◆ **Given request**: Copy out each line of the material in which the word "Yeye" appears.
● ● ● ● ●
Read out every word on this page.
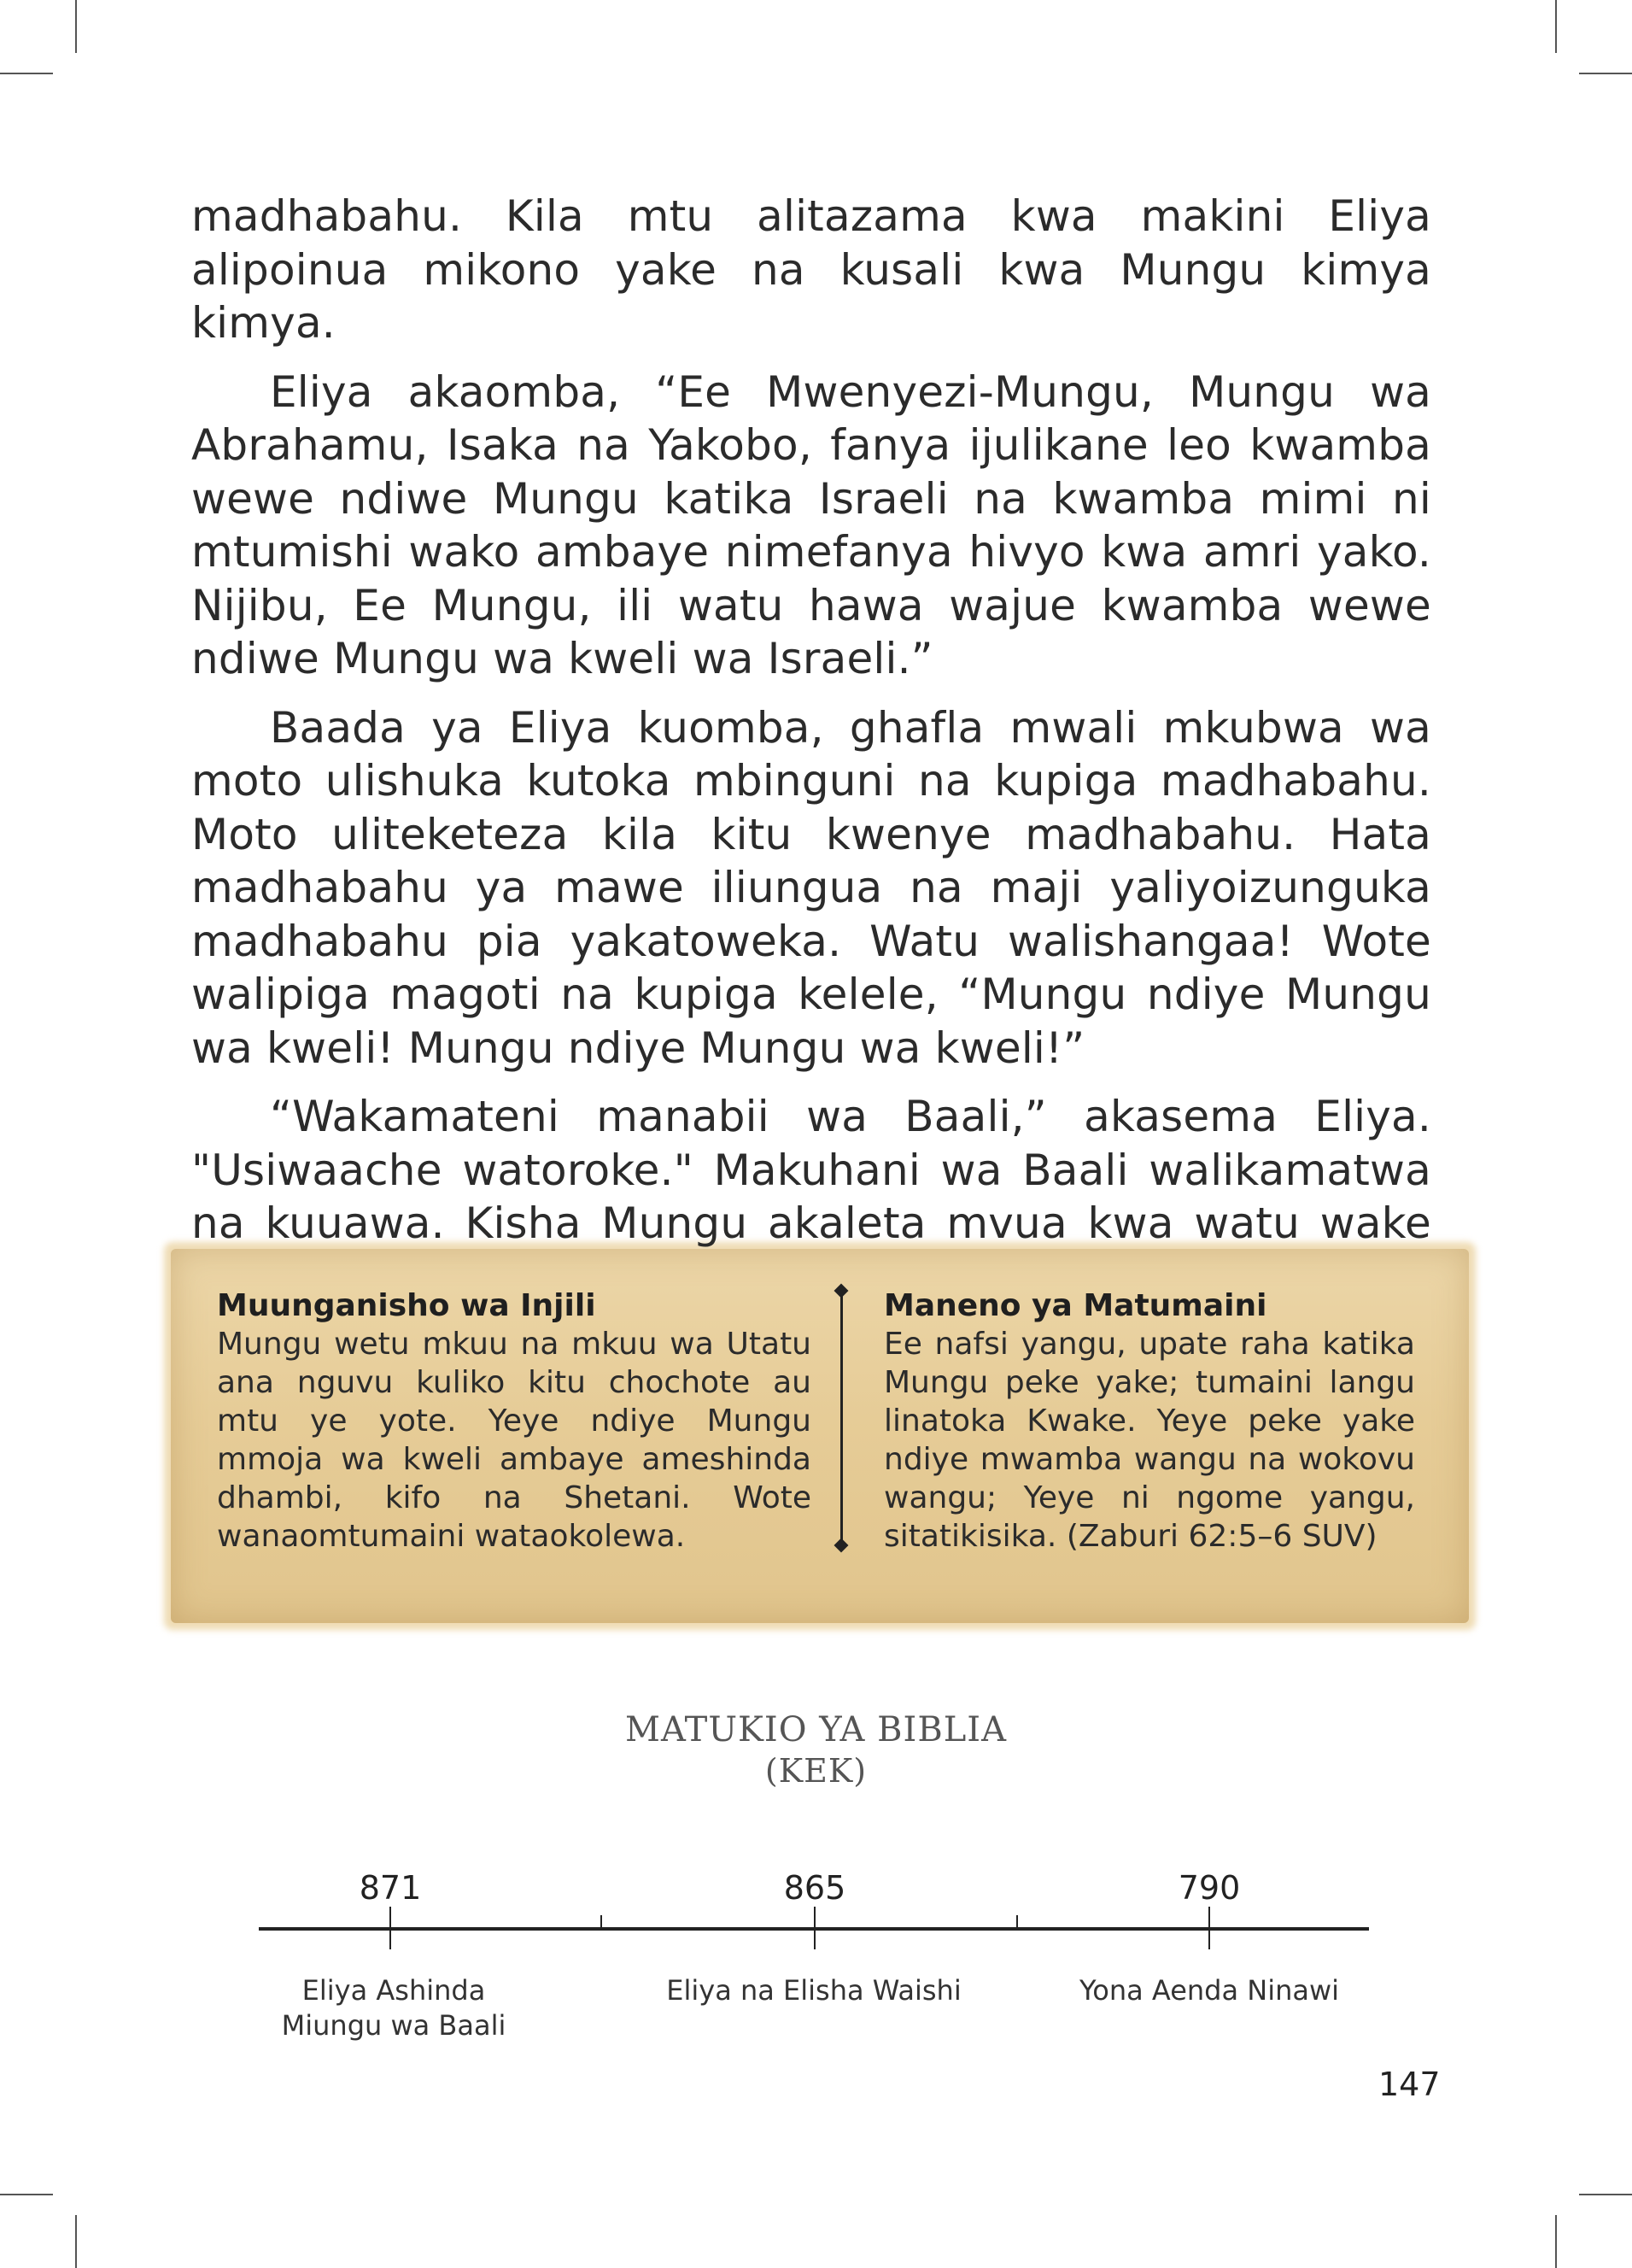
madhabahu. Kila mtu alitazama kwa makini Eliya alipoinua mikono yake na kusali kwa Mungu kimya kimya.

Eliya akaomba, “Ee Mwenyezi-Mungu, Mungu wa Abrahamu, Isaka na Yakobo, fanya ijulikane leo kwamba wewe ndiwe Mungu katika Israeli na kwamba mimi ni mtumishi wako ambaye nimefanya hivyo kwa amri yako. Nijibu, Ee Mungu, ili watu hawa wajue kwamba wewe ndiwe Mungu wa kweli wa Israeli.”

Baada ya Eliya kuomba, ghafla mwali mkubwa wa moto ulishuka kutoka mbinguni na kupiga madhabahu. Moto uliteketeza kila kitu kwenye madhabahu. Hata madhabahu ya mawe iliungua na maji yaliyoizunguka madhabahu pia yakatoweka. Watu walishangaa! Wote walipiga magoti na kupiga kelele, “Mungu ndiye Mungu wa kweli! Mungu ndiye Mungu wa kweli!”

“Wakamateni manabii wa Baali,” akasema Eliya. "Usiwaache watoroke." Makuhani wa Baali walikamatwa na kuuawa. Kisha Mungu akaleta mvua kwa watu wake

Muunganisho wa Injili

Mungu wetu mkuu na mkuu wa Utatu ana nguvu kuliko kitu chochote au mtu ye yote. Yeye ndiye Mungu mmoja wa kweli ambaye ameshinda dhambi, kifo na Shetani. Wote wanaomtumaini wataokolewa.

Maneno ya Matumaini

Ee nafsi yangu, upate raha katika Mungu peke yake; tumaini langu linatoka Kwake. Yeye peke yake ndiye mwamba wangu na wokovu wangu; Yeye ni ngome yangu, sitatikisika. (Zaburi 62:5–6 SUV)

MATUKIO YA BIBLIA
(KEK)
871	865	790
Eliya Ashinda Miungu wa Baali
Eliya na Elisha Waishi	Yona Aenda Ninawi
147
● ● ● ● ●
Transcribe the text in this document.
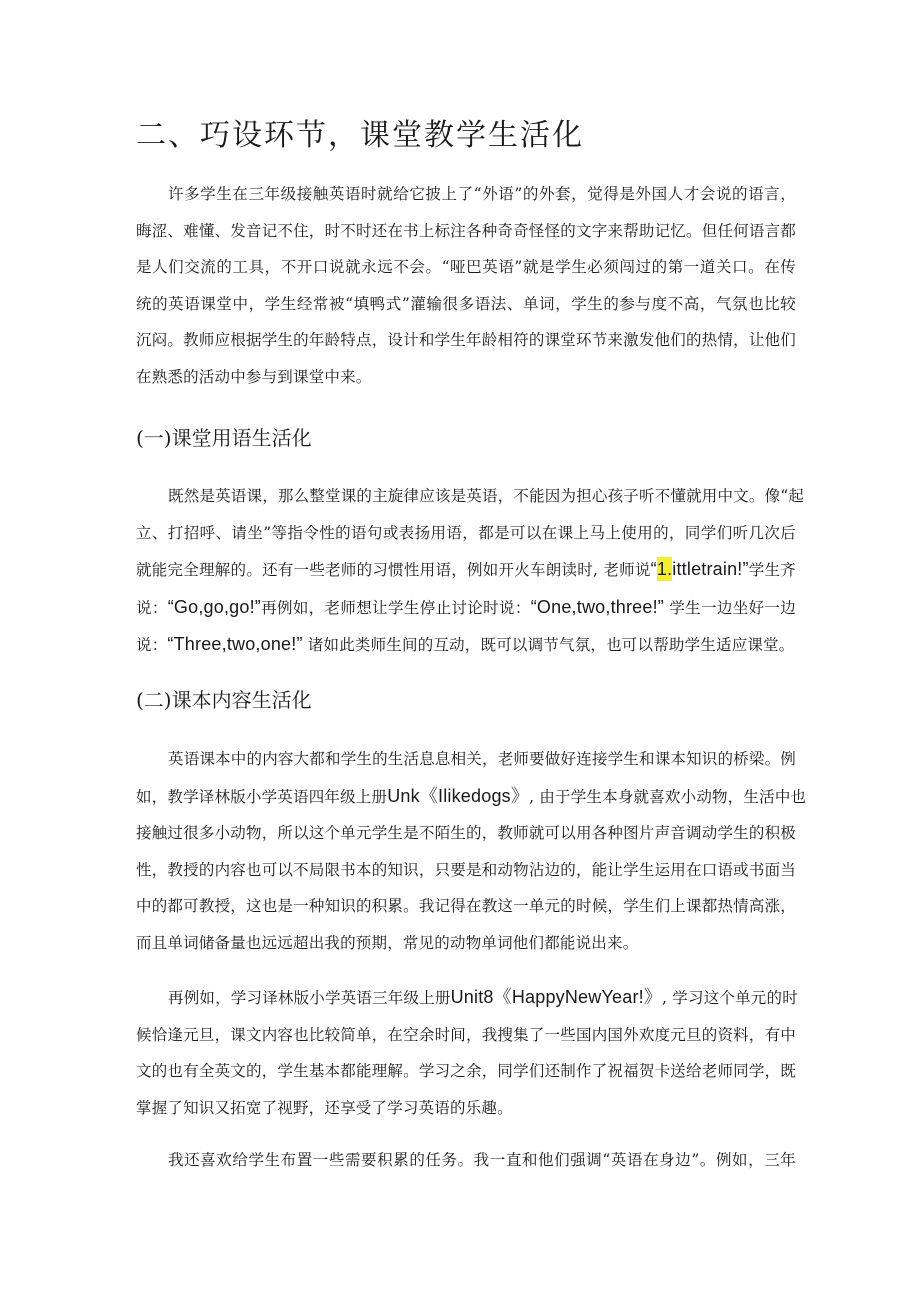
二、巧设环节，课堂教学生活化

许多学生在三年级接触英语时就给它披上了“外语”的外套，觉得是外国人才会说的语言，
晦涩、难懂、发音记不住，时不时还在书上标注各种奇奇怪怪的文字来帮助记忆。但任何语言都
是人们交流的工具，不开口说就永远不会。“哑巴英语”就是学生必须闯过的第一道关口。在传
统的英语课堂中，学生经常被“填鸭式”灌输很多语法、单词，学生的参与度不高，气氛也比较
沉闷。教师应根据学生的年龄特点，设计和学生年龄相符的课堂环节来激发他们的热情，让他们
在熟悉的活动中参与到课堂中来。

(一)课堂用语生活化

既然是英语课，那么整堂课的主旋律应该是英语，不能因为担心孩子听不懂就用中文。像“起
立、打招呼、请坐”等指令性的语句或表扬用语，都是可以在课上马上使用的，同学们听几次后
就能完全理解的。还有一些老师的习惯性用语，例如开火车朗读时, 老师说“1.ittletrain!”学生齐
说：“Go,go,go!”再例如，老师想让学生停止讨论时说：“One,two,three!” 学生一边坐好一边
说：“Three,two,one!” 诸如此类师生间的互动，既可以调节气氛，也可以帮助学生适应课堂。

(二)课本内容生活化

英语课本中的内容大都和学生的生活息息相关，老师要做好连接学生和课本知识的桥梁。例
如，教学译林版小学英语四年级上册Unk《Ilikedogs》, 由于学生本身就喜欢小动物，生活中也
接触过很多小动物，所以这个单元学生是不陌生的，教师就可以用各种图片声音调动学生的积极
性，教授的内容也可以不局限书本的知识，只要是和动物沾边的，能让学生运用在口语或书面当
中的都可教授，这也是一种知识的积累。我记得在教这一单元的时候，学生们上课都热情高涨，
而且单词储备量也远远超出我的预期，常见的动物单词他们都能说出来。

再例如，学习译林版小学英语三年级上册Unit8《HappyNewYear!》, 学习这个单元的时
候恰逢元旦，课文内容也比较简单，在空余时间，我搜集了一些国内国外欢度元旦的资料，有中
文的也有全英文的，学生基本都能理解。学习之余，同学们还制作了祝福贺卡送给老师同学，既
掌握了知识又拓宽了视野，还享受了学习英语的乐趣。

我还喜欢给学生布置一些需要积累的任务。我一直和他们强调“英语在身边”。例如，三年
● ● ● ● ●
◆ **Final result**:
Mungu wetu mkuu na mkuu wa Utatu ana nguvu kuliko kitu chochote au mtu ye yote. Yeye ndiye Mungu mmoja wa kweli ambaye ameshinda dhambi, kifo na Shetani. Wote wanaomtumaini wataokolewa.
Ee nafsi yangu, upate raha katika Mungu peke yake; tumaini langu linatoka Kwake. Yeye peke yake ndiye mwamba wangu na wokovu wangu; Yeye ni ngome yangu, sitatikisika. (Zaburi 62:5–6 SUV)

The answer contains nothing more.